─── DATASET EXTRACT

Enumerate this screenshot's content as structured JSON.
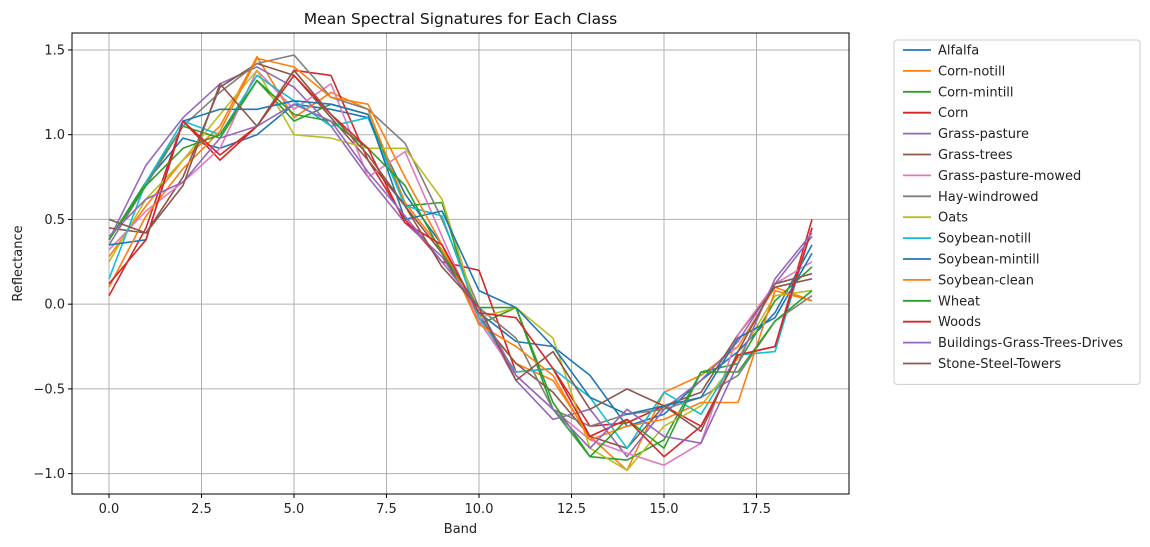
{
  "chart_data": {
    "type": "line",
    "title": "Mean Spectral Signatures for Each Class",
    "xlabel": "Band",
    "ylabel": "Reflectance",
    "xlim": [
      -1.0,
      20.0
    ],
    "ylim": [
      -1.12,
      1.6
    ],
    "x_ticks": [
      0.0,
      2.5,
      5.0,
      7.5,
      10.0,
      12.5,
      15.0,
      17.5
    ],
    "x_tick_labels": [
      "0.0",
      "2.5",
      "5.0",
      "7.5",
      "10.0",
      "12.5",
      "15.0",
      "17.5"
    ],
    "y_ticks": [
      -1.0,
      -0.5,
      0.0,
      0.5,
      1.0,
      1.5
    ],
    "y_tick_labels": [
      "−1.0",
      "−0.5",
      "0.0",
      "0.5",
      "1.0",
      "1.5"
    ],
    "grid": true,
    "legend_position": "outside-right",
    "x": [
      0,
      1,
      2,
      3,
      4,
      5,
      6,
      7,
      8,
      9,
      10,
      11,
      12,
      13,
      14,
      15,
      16,
      17,
      18,
      19
    ],
    "series": [
      {
        "name": "Alfalfa",
        "color": "#1f77b4",
        "values": [
          0.38,
          0.72,
          0.98,
          0.92,
          1.0,
          1.18,
          1.15,
          1.1,
          0.65,
          0.35,
          -0.05,
          -0.22,
          -0.25,
          -0.42,
          -0.72,
          -0.65,
          -0.45,
          -0.28,
          -0.05,
          0.35
        ]
      },
      {
        "name": "Corn-notill",
        "color": "#ff7f0e",
        "values": [
          0.28,
          0.58,
          0.85,
          1.05,
          1.46,
          1.1,
          1.25,
          1.15,
          0.6,
          0.32,
          -0.08,
          -0.35,
          -0.45,
          -0.78,
          -0.98,
          -0.52,
          -0.42,
          -0.25,
          0.1,
          0.02
        ]
      },
      {
        "name": "Corn-mintill",
        "color": "#2ca02c",
        "values": [
          0.38,
          0.72,
          1.05,
          0.98,
          1.32,
          1.08,
          1.18,
          1.12,
          0.58,
          0.6,
          -0.12,
          -0.02,
          -0.62,
          -0.9,
          -0.92,
          -0.8,
          -0.4,
          -0.35,
          0.02,
          0.22
        ]
      },
      {
        "name": "Corn",
        "color": "#d62728",
        "values": [
          0.05,
          0.45,
          1.08,
          0.85,
          1.05,
          1.38,
          1.35,
          0.85,
          0.5,
          0.25,
          0.2,
          -0.4,
          -0.38,
          -0.72,
          -0.7,
          -0.6,
          -0.72,
          -0.3,
          -0.25,
          0.5
        ]
      },
      {
        "name": "Grass-pasture",
        "color": "#9467bd",
        "values": [
          0.38,
          0.82,
          1.1,
          1.3,
          1.4,
          1.28,
          1.05,
          0.75,
          0.48,
          0.28,
          -0.05,
          -0.45,
          -0.68,
          -0.62,
          -0.9,
          -0.62,
          -0.45,
          -0.22,
          0.12,
          0.4
        ]
      },
      {
        "name": "Grass-trees",
        "color": "#8c564b",
        "values": [
          0.45,
          0.42,
          0.75,
          1.28,
          1.42,
          1.35,
          1.1,
          0.85,
          0.58,
          0.3,
          -0.08,
          -0.35,
          -0.52,
          -0.78,
          -0.85,
          -0.6,
          -0.52,
          -0.18,
          0.1,
          0.15
        ]
      },
      {
        "name": "Grass-pasture-mowed",
        "color": "#e377c2",
        "values": [
          0.32,
          0.55,
          0.72,
          0.92,
          1.38,
          1.15,
          1.3,
          0.75,
          0.9,
          0.4,
          -0.1,
          -0.42,
          -0.62,
          -0.8,
          -0.88,
          -0.95,
          -0.82,
          -0.18,
          0.12,
          0.25
        ]
      },
      {
        "name": "Hay-windrowed",
        "color": "#7f7f7f",
        "values": [
          0.35,
          0.7,
          1.05,
          1.25,
          1.42,
          1.47,
          1.22,
          1.15,
          0.95,
          0.5,
          -0.02,
          -0.2,
          -0.62,
          -0.72,
          -0.65,
          -0.62,
          -0.55,
          -0.42,
          -0.1,
          0.05
        ]
      },
      {
        "name": "Oats",
        "color": "#bcbd22",
        "values": [
          0.25,
          0.62,
          0.85,
          1.12,
          1.38,
          1.0,
          0.98,
          0.92,
          0.92,
          0.62,
          -0.08,
          -0.02,
          -0.2,
          -0.85,
          -0.98,
          -0.72,
          -0.6,
          -0.32,
          0.05,
          0.08
        ]
      },
      {
        "name": "Soybean-notill",
        "color": "#17becf",
        "values": [
          0.15,
          0.72,
          1.08,
          1.0,
          1.35,
          1.2,
          1.05,
          1.1,
          0.58,
          0.52,
          -0.08,
          -0.4,
          -0.38,
          -0.55,
          -0.85,
          -0.52,
          -0.65,
          -0.3,
          -0.28,
          0.45
        ]
      },
      {
        "name": "Soybean-mintill",
        "color": "#1f77b4",
        "values": [
          0.35,
          0.38,
          1.08,
          1.15,
          1.15,
          1.2,
          1.18,
          1.12,
          0.5,
          0.55,
          0.08,
          -0.02,
          -0.25,
          -0.55,
          -0.65,
          -0.6,
          -0.55,
          -0.2,
          -0.08,
          0.3
        ]
      },
      {
        "name": "Soybean-clean",
        "color": "#ff7f0e",
        "values": [
          0.1,
          0.52,
          0.8,
          1.02,
          1.45,
          1.4,
          1.22,
          1.18,
          0.75,
          0.35,
          -0.12,
          -0.25,
          -0.42,
          -0.8,
          -0.72,
          -0.68,
          -0.58,
          -0.58,
          0.08,
          0.02
        ]
      },
      {
        "name": "Wheat",
        "color": "#2ca02c",
        "values": [
          0.38,
          0.7,
          0.92,
          1.0,
          1.32,
          1.12,
          1.08,
          0.92,
          0.7,
          0.3,
          -0.02,
          -0.02,
          -0.58,
          -0.9,
          -0.68,
          -0.85,
          -0.4,
          -0.4,
          -0.1,
          0.08
        ]
      },
      {
        "name": "Woods",
        "color": "#d62728",
        "values": [
          0.12,
          0.38,
          1.08,
          0.88,
          1.05,
          1.35,
          1.12,
          0.92,
          0.48,
          0.35,
          -0.05,
          -0.08,
          -0.38,
          -0.78,
          -0.68,
          -0.9,
          -0.72,
          -0.3,
          -0.25,
          0.45
        ]
      },
      {
        "name": "Buildings-Grass-Trees-Drives",
        "color": "#9467bd",
        "values": [
          0.4,
          0.62,
          0.72,
          0.98,
          1.05,
          1.18,
          1.08,
          0.78,
          0.52,
          0.25,
          -0.02,
          -0.42,
          -0.62,
          -0.85,
          -0.62,
          -0.78,
          -0.82,
          -0.35,
          0.15,
          0.42
        ]
      },
      {
        "name": "Stone-Steel-Towers",
        "color": "#8c564b",
        "values": [
          0.5,
          0.42,
          0.7,
          1.3,
          1.05,
          1.38,
          1.12,
          0.88,
          0.58,
          0.22,
          -0.02,
          -0.45,
          -0.28,
          -0.62,
          -0.5,
          -0.6,
          -0.75,
          -0.28,
          0.12,
          0.18
        ]
      }
    ]
  }
}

──────

■ PROBLEM DETAILS: Leave out all pictures, then copy the remaining material exactly.

■ ANSWER TO THIS EXERCISE:
Enumerate this screenshot's content as structured JSON.
{
  "chart_data": {
    "type": "line",
    "title": "Mean Spectral Signatures for Each Class",
    "xlabel": "Band",
    "ylabel": "Reflectance",
    "xlim": [
      -1.0,
      20.0
    ],
    "ylim": [
      -1.12,
      1.6
    ],
    "x_ticks": [
      0.0,
      2.5,
      5.0,
      7.5,
      10.0,
      12.5,
      15.0,
      17.5
    ],
    "x_tick_labels": [
      "0.0",
      "2.5",
      "5.0",
      "7.5",
      "10.0",
      "12.5",
      "15.0",
      "17.5"
    ],
    "y_ticks": [
      -1.0,
      -0.5,
      0.0,
      0.5,
      1.0,
      1.5
    ],
    "y_tick_labels": [
      "−1.0",
      "−0.5",
      "0.0",
      "0.5",
      "1.0",
      "1.5"
    ],
    "grid": true,
    "legend_position": "outside-right",
    "x": [
      0,
      1,
      2,
      3,
      4,
      5,
      6,
      7,
      8,
      9,
      10,
      11,
      12,
      13,
      14,
      15,
      16,
      17,
      18,
      19
    ],
    "series": [
      {
        "name": "Alfalfa",
        "color": "#1f77b4",
        "values": [
          0.38,
          0.72,
          0.98,
          0.92,
          1.0,
          1.18,
          1.15,
          1.1,
          0.65,
          0.35,
          -0.05,
          -0.22,
          -0.25,
          -0.42,
          -0.72,
          -0.65,
          -0.45,
          -0.28,
          -0.05,
          0.35
        ]
      },
      {
        "name": "Corn-notill",
        "color": "#ff7f0e",
        "values": [
          0.28,
          0.58,
          0.85,
          1.05,
          1.46,
          1.1,
          1.25,
          1.15,
          0.6,
          0.32,
          -0.08,
          -0.35,
          -0.45,
          -0.78,
          -0.98,
          -0.52,
          -0.42,
          -0.25,
          0.1,
          0.02
        ]
      },
      {
        "name": "Corn-mintill",
        "color": "#2ca02c",
        "values": [
          0.38,
          0.72,
          1.05,
          0.98,
          1.32,
          1.08,
          1.18,
          1.12,
          0.58,
          0.6,
          -0.12,
          -0.02,
          -0.62,
          -0.9,
          -0.92,
          -0.8,
          -0.4,
          -0.35,
          0.02,
          0.22
        ]
      },
      {
        "name": "Corn",
        "color": "#d62728",
        "values": [
          0.05,
          0.45,
          1.08,
          0.85,
          1.05,
          1.38,
          1.35,
          0.85,
          0.5,
          0.25,
          0.2,
          -0.4,
          -0.38,
          -0.72,
          -0.7,
          -0.6,
          -0.72,
          -0.3,
          -0.25,
          0.5
        ]
      },
      {
        "name": "Grass-pasture",
        "color": "#9467bd",
        "values": [
          0.38,
          0.82,
          1.1,
          1.3,
          1.4,
          1.28,
          1.05,
          0.75,
          0.48,
          0.28,
          -0.05,
          -0.45,
          -0.68,
          -0.62,
          -0.9,
          -0.62,
          -0.45,
          -0.22,
          0.12,
          0.4
        ]
      },
      {
        "name": "Grass-trees",
        "color": "#8c564b",
        "values": [
          0.45,
          0.42,
          0.75,
          1.28,
          1.42,
          1.35,
          1.1,
          0.85,
          0.58,
          0.3,
          -0.08,
          -0.35,
          -0.52,
          -0.78,
          -0.85,
          -0.6,
          -0.52,
          -0.18,
          0.1,
          0.15
        ]
      },
      {
        "name": "Grass-pasture-mowed",
        "color": "#e377c2",
        "values": [
          0.32,
          0.55,
          0.72,
          0.92,
          1.38,
          1.15,
          1.3,
          0.75,
          0.9,
          0.4,
          -0.1,
          -0.42,
          -0.62,
          -0.8,
          -0.88,
          -0.95,
          -0.82,
          -0.18,
          0.12,
          0.25
        ]
      },
      {
        "name": "Hay-windrowed",
        "color": "#7f7f7f",
        "values": [
          0.35,
          0.7,
          1.05,
          1.25,
          1.42,
          1.47,
          1.22,
          1.15,
          0.95,
          0.5,
          -0.02,
          -0.2,
          -0.62,
          -0.72,
          -0.65,
          -0.62,
          -0.55,
          -0.42,
          -0.1,
          0.05
        ]
      },
      {
        "name": "Oats",
        "color": "#bcbd22",
        "values": [
          0.25,
          0.62,
          0.85,
          1.12,
          1.38,
          1.0,
          0.98,
          0.92,
          0.92,
          0.62,
          -0.08,
          -0.02,
          -0.2,
          -0.85,
          -0.98,
          -0.72,
          -0.6,
          -0.32,
          0.05,
          0.08
        ]
      },
      {
        "name": "Soybean-notill",
        "color": "#17becf",
        "values": [
          0.15,
          0.72,
          1.08,
          1.0,
          1.35,
          1.2,
          1.05,
          1.1,
          0.58,
          0.52,
          -0.08,
          -0.4,
          -0.38,
          -0.55,
          -0.85,
          -0.52,
          -0.65,
          -0.3,
          -0.28,
          0.45
        ]
      },
      {
        "name": "Soybean-mintill",
        "color": "#1f77b4",
        "values": [
          0.35,
          0.38,
          1.08,
          1.15,
          1.15,
          1.2,
          1.18,
          1.12,
          0.5,
          0.55,
          0.08,
          -0.02,
          -0.25,
          -0.55,
          -0.65,
          -0.6,
          -0.55,
          -0.2,
          -0.08,
          0.3
        ]
      },
      {
        "name": "Soybean-clean",
        "color": "#ff7f0e",
        "values": [
          0.1,
          0.52,
          0.8,
          1.02,
          1.45,
          1.4,
          1.22,
          1.18,
          0.75,
          0.35,
          -0.12,
          -0.25,
          -0.42,
          -0.8,
          -0.72,
          -0.68,
          -0.58,
          -0.58,
          0.08,
          0.02
        ]
      },
      {
        "name": "Wheat",
        "color": "#2ca02c",
        "values": [
          0.38,
          0.7,
          0.92,
          1.0,
          1.32,
          1.12,
          1.08,
          0.92,
          0.7,
          0.3,
          -0.02,
          -0.02,
          -0.58,
          -0.9,
          -0.68,
          -0.85,
          -0.4,
          -0.4,
          -0.1,
          0.08
        ]
      },
      {
        "name": "Woods",
        "color": "#d62728",
        "values": [
          0.12,
          0.38,
          1.08,
          0.88,
          1.05,
          1.35,
          1.12,
          0.92,
          0.48,
          0.35,
          -0.05,
          -0.08,
          -0.38,
          -0.78,
          -0.68,
          -0.9,
          -0.72,
          -0.3,
          -0.25,
          0.45
        ]
      },
      {
        "name": "Buildings-Grass-Trees-Drives",
        "color": "#9467bd",
        "values": [
          0.4,
          0.62,
          0.72,
          0.98,
          1.05,
          1.18,
          1.08,
          0.78,
          0.52,
          0.25,
          -0.02,
          -0.42,
          -0.62,
          -0.85,
          -0.62,
          -0.78,
          -0.82,
          -0.35,
          0.15,
          0.42
        ]
      },
      {
        "name": "Stone-Steel-Towers",
        "color": "#8c564b",
        "values": [
          0.5,
          0.42,
          0.7,
          1.3,
          1.05,
          1.38,
          1.12,
          0.88,
          0.58,
          0.22,
          -0.02,
          -0.45,
          -0.28,
          -0.62,
          -0.5,
          -0.6,
          -0.75,
          -0.28,
          0.12,
          0.18
        ]
      }
    ]
  }
}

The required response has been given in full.